## start

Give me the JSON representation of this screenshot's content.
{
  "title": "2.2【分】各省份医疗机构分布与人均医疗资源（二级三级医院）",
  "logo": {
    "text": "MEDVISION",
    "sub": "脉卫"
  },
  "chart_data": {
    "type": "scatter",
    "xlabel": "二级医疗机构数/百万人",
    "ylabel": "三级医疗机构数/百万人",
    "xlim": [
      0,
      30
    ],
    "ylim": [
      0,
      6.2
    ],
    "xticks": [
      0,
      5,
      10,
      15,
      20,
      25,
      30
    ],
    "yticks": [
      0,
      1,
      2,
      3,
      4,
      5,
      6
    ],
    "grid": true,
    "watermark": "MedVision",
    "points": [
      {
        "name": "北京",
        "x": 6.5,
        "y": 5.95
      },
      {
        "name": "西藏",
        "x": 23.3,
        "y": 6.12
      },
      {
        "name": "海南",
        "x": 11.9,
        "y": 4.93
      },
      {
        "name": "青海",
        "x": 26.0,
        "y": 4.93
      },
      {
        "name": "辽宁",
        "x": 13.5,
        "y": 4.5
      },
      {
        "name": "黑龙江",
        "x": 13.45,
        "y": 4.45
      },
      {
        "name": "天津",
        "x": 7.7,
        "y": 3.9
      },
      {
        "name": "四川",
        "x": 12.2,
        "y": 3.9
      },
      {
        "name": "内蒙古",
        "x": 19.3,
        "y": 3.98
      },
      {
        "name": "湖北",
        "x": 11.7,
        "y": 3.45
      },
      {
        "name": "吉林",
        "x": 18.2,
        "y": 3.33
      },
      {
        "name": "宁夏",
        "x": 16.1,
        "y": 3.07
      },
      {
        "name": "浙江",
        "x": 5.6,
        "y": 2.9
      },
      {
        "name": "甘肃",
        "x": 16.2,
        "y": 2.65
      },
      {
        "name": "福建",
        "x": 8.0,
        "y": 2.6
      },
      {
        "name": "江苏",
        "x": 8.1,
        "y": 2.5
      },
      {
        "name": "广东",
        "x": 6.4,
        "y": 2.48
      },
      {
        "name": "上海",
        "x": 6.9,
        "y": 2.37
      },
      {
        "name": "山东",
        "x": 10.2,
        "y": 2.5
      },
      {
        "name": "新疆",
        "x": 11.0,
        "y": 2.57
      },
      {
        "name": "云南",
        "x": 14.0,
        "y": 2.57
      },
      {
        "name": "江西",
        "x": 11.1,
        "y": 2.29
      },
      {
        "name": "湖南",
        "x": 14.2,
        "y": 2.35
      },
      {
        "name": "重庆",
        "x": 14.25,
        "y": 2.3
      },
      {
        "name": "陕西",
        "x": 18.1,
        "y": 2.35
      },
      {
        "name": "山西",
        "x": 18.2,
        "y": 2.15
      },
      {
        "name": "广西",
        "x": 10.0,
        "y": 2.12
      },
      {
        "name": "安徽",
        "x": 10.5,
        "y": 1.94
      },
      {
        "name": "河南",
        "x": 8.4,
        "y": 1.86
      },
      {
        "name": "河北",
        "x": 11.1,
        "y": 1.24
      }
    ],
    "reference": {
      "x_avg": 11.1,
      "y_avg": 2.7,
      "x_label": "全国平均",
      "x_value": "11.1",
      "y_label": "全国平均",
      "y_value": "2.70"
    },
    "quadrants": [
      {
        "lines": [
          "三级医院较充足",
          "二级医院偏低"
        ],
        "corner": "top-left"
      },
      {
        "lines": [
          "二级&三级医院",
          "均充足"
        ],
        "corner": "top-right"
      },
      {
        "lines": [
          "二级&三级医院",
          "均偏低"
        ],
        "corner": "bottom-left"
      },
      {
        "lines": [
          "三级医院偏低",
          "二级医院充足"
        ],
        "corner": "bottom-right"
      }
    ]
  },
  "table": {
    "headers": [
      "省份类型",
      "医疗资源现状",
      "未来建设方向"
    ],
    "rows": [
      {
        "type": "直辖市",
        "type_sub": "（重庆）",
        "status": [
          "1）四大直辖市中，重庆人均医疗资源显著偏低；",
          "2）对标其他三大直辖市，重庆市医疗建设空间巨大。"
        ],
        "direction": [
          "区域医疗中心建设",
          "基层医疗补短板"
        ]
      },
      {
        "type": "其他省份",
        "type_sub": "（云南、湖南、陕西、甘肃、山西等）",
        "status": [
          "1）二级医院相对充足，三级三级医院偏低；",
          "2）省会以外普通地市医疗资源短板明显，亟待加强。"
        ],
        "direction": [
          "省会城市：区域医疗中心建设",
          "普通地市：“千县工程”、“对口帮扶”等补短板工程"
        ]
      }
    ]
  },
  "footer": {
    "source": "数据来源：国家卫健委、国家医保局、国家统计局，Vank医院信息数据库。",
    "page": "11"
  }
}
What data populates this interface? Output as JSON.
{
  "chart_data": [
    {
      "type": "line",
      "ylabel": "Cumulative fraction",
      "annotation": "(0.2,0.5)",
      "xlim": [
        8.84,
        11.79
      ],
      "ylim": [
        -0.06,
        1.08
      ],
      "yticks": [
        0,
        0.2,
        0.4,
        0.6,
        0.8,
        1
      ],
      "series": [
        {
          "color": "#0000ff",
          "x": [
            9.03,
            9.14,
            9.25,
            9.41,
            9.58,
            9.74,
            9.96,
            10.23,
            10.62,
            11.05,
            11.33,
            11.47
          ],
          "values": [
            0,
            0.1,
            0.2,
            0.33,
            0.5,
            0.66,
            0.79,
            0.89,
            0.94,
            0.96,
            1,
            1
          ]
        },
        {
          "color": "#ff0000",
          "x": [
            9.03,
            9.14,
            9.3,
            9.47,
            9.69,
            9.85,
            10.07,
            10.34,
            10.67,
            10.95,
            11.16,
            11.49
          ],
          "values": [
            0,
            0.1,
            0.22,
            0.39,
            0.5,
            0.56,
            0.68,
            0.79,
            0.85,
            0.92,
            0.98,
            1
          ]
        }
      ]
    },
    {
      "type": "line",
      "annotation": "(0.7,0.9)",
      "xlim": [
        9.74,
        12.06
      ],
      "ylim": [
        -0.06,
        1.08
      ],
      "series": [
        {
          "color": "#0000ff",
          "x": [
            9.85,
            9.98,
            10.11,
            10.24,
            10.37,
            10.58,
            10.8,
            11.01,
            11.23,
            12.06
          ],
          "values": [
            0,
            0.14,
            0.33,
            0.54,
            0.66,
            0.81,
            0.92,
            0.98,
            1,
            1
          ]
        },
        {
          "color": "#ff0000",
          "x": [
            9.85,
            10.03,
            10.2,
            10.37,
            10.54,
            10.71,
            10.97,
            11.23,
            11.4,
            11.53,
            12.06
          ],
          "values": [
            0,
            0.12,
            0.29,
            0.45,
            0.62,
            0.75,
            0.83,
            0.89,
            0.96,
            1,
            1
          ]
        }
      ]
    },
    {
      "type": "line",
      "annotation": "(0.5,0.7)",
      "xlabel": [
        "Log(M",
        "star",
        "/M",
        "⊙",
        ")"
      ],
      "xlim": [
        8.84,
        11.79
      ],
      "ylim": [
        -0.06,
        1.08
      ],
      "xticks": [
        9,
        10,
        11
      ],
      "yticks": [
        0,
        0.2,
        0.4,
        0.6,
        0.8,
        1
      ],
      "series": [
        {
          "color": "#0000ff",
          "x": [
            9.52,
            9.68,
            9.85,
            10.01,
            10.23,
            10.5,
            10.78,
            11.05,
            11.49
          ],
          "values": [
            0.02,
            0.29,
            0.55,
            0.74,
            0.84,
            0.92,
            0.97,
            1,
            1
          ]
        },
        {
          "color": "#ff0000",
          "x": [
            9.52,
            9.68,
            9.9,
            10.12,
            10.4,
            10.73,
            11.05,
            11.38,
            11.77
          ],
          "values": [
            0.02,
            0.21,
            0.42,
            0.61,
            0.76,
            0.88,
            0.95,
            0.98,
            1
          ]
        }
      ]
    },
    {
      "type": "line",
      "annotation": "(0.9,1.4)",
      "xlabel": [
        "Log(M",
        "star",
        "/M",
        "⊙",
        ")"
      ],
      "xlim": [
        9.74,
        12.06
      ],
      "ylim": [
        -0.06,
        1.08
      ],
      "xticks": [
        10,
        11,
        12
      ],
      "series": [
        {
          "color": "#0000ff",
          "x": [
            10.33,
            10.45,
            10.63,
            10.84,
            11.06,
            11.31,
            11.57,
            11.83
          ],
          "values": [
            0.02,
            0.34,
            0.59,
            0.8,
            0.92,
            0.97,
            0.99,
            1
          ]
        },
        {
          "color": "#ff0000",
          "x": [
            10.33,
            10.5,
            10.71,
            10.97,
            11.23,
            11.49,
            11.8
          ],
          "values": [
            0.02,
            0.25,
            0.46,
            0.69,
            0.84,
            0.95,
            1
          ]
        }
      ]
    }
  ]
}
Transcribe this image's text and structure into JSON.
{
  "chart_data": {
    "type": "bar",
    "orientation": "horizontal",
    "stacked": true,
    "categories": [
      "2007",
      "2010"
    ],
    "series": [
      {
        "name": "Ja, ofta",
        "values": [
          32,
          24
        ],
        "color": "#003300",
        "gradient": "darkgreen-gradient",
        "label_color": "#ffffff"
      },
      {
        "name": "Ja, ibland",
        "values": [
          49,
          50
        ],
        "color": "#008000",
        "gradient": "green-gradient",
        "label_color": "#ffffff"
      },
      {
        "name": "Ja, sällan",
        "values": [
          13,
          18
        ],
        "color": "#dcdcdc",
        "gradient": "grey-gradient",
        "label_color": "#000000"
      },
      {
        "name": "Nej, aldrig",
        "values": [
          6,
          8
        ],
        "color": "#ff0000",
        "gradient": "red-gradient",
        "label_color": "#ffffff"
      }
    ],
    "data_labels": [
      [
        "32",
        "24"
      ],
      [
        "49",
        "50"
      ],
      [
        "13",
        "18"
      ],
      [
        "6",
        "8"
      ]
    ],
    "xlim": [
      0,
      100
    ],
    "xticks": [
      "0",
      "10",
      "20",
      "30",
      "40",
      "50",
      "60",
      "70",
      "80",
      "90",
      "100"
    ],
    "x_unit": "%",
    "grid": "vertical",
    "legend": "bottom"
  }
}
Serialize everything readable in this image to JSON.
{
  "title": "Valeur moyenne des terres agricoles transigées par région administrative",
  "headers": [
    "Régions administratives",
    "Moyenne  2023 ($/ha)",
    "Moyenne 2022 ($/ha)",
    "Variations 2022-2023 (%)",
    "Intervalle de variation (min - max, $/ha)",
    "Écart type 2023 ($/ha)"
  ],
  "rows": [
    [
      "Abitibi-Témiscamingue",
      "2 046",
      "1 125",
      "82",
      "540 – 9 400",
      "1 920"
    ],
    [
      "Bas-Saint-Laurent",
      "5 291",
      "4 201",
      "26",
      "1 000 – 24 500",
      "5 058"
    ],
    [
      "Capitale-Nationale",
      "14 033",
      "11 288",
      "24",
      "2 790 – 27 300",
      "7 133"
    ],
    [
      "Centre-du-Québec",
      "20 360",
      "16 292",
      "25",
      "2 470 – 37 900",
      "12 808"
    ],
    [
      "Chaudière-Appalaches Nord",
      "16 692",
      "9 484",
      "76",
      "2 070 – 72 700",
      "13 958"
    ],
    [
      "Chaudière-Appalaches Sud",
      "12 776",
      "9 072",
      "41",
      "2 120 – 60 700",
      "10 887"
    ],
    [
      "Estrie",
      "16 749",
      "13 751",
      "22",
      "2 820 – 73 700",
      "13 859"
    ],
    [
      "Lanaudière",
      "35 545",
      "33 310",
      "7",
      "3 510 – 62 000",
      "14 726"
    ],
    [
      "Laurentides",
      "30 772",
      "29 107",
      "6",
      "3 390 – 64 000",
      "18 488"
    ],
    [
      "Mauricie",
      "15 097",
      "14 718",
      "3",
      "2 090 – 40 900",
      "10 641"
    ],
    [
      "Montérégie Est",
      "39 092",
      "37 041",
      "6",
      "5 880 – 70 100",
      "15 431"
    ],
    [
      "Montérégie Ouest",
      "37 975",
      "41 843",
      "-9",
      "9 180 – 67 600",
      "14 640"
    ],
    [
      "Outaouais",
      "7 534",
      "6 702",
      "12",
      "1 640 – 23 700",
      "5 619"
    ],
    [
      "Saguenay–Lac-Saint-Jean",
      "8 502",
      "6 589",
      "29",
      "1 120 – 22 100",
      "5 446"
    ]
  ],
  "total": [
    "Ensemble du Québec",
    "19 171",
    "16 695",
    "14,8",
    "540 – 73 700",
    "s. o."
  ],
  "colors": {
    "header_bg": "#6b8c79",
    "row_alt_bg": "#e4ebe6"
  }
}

## end

What to do: Take every line from the data above that holds "ylabel" and copy it out.

Right answer:
    "ylabel": "三级医疗机构数/百万人",
      "ylabel": "Cumulative fraction",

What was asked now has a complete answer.